[[ Task data, beginning ]]
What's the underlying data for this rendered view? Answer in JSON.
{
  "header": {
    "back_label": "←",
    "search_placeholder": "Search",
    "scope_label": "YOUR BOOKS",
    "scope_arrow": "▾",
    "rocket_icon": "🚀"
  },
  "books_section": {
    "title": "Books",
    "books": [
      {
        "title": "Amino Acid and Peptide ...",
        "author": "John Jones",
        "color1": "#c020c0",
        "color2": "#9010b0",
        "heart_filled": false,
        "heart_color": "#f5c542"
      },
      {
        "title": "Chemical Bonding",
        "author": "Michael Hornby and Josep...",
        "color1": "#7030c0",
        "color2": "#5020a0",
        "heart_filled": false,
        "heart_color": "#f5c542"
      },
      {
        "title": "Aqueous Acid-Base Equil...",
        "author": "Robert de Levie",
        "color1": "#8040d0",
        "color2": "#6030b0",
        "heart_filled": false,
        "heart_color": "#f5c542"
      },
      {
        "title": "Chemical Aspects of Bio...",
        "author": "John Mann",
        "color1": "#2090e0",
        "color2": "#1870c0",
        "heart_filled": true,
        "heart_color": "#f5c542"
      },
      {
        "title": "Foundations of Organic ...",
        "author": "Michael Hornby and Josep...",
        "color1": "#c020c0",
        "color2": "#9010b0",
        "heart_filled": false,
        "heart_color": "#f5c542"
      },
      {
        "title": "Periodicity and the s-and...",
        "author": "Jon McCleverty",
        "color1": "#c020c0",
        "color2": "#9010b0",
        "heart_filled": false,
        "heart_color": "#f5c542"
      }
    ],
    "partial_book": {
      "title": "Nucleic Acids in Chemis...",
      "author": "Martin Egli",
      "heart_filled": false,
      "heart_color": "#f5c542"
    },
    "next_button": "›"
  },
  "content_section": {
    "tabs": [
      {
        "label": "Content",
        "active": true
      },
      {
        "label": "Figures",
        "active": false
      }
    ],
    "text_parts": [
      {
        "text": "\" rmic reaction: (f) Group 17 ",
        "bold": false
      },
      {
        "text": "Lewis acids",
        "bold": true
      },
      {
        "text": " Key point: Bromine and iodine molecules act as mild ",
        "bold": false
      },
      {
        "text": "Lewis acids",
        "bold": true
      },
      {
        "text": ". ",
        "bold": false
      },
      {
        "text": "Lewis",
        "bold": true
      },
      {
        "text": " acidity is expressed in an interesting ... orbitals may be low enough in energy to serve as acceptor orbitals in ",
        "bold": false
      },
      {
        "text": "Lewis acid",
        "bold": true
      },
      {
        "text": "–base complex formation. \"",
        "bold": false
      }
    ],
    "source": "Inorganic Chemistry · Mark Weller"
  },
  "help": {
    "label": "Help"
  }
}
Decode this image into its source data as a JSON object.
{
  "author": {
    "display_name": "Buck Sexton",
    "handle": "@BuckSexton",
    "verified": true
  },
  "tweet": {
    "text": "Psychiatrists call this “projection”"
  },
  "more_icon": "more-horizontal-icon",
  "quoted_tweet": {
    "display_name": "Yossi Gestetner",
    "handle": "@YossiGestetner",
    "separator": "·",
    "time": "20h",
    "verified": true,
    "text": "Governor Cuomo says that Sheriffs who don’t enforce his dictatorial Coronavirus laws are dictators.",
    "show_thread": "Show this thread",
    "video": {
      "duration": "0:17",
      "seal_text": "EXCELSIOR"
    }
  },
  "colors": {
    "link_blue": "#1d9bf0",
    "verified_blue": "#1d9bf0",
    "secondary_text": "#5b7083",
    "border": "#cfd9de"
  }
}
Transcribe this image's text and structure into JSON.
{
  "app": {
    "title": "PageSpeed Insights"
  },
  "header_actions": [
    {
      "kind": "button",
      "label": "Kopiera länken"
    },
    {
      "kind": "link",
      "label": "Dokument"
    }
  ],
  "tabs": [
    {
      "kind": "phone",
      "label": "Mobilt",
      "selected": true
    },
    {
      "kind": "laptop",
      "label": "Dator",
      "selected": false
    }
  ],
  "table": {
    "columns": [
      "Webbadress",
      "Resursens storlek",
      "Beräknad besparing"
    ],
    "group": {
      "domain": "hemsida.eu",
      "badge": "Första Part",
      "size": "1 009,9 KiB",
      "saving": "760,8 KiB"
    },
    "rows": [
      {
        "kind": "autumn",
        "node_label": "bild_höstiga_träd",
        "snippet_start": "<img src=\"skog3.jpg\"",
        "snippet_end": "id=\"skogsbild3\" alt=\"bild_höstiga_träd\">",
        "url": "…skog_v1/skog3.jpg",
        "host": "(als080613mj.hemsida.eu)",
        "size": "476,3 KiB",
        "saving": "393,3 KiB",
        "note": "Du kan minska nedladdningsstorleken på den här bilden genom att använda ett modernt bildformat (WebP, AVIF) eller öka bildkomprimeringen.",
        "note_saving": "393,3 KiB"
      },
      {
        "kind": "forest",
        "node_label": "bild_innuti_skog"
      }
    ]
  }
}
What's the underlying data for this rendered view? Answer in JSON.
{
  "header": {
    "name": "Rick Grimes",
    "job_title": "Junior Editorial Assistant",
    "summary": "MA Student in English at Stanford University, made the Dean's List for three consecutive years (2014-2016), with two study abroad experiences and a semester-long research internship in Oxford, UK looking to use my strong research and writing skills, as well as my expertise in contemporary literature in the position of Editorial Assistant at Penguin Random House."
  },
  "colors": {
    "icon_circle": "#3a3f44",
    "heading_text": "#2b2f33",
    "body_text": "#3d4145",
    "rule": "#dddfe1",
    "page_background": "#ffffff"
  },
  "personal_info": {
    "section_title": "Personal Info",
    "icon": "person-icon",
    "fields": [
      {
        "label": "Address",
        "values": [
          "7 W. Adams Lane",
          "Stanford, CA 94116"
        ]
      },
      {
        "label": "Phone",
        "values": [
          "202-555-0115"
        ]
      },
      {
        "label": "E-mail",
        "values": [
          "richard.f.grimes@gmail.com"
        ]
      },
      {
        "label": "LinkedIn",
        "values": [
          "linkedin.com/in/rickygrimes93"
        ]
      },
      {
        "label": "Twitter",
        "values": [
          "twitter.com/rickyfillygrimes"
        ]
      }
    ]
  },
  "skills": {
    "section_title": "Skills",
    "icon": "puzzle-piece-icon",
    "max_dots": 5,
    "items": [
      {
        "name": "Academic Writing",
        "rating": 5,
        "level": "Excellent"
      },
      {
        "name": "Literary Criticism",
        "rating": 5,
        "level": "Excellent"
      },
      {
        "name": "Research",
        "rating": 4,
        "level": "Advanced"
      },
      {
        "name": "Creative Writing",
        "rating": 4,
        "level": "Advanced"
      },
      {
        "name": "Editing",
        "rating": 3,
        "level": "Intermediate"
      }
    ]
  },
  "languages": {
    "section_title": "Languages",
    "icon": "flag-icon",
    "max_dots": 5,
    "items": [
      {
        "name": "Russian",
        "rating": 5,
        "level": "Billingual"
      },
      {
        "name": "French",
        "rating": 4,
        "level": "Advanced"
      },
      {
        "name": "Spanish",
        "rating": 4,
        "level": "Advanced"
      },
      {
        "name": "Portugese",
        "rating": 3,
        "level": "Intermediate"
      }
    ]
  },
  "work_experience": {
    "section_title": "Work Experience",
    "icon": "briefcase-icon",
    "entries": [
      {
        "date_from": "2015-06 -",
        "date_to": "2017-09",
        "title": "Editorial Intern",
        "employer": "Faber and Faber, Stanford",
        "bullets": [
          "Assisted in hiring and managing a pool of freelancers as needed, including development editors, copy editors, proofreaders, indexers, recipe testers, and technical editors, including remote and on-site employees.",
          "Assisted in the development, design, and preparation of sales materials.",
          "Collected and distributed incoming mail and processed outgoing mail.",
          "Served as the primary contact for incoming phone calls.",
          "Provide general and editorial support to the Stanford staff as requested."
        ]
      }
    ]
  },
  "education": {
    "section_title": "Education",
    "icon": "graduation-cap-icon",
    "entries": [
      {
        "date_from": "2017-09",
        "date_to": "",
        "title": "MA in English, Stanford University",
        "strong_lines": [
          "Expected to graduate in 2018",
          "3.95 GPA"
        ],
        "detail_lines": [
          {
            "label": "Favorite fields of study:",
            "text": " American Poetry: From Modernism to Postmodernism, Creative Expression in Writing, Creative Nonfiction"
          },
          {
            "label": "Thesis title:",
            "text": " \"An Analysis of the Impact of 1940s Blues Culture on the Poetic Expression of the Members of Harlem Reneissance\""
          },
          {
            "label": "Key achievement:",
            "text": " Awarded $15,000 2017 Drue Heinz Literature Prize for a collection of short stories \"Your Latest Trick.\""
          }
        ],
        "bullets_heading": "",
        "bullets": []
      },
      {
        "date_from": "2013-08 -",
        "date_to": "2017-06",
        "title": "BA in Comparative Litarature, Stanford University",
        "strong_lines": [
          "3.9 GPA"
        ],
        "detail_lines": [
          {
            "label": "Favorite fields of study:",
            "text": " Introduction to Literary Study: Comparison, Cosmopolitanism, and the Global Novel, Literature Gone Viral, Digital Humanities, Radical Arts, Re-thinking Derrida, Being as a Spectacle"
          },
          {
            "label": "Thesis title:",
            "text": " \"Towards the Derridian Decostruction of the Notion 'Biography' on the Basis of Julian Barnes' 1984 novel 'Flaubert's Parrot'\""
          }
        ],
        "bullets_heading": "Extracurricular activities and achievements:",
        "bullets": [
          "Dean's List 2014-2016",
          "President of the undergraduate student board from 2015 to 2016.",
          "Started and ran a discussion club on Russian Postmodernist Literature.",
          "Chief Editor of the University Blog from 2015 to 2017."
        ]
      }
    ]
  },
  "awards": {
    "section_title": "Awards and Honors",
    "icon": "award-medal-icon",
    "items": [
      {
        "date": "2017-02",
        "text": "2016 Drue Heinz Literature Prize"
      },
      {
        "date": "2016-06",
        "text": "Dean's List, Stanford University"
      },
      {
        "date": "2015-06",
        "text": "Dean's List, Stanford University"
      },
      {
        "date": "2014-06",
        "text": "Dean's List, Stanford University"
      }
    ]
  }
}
[[ Task data, end ]]
Instructions to follow |
Work out how many lines of the data hold the string "Creative". Reply with that number alone.

Response to this exercise |
2